WHAT THE TASK ASKS - Write the records out again, keeping each line exactly as it is.

─── DATA FOR PROCESSING ───

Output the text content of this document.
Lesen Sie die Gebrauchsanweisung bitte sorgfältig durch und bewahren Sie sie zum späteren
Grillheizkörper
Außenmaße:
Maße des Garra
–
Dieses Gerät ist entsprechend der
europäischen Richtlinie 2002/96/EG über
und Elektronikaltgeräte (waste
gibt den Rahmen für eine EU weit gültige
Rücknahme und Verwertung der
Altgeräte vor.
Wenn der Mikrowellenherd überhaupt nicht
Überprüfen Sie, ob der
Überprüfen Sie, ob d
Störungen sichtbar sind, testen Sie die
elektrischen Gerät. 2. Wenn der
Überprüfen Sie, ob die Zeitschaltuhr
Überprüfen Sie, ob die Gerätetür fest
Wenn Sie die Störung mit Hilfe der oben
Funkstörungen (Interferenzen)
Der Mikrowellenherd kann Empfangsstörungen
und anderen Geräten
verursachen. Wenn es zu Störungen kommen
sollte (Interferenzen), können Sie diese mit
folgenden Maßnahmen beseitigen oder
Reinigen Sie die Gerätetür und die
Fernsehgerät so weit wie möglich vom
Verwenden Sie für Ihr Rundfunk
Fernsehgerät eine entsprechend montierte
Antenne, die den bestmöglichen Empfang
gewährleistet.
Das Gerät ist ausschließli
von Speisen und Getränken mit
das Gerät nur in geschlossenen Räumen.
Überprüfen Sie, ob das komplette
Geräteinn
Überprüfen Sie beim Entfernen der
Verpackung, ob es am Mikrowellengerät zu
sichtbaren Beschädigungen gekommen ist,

───

TASK OUTPUT -
Output the text content of this document.
Lesen Sie die Gebrauchsanweisung bitte sorgfältig durch und bewahren Sie sie zum späteren
Grillheizkörper
Außenmaße:
Maße des Garra
–
Dieses Gerät ist entsprechend der
europäischen Richtlinie 2002/96/EG über
und Elektronikaltgeräte (waste
gibt den Rahmen für eine EU weit gültige
Rücknahme und Verwertung der
Altgeräte vor.
Wenn der Mikrowellenherd überhaupt nicht
Überprüfen Sie, ob der
Überprüfen Sie, ob d
Störungen sichtbar sind, testen Sie die
elektrischen Gerät. 2. Wenn der
Überprüfen Sie, ob die Zeitschaltuhr
Überprüfen Sie, ob die Gerätetür fest
Wenn Sie die Störung mit Hilfe der oben
Funkstörungen (Interferenzen)
Der Mikrowellenherd kann Empfangsstörungen
und anderen Geräten
verursachen. Wenn es zu Störungen kommen
sollte (Interferenzen), können Sie diese mit
folgenden Maßnahmen beseitigen oder
Reinigen Sie die Gerätetür und die
Fernsehgerät so weit wie möglich vom
Verwenden Sie für Ihr Rundfunk
Fernsehgerät eine entsprechend montierte
Antenne, die den bestmöglichen Empfang
gewährleistet.
Das Gerät ist ausschließli
von Speisen und Getränken mit
das Gerät nur in geschlossenen Räumen.
Überprüfen Sie, ob das komplette
Geräteinn
Überprüfen Sie beim Entfernen der
Verpackung, ob es am Mikrowellengerät zu
sichtbaren Beschädigungen gekommen ist,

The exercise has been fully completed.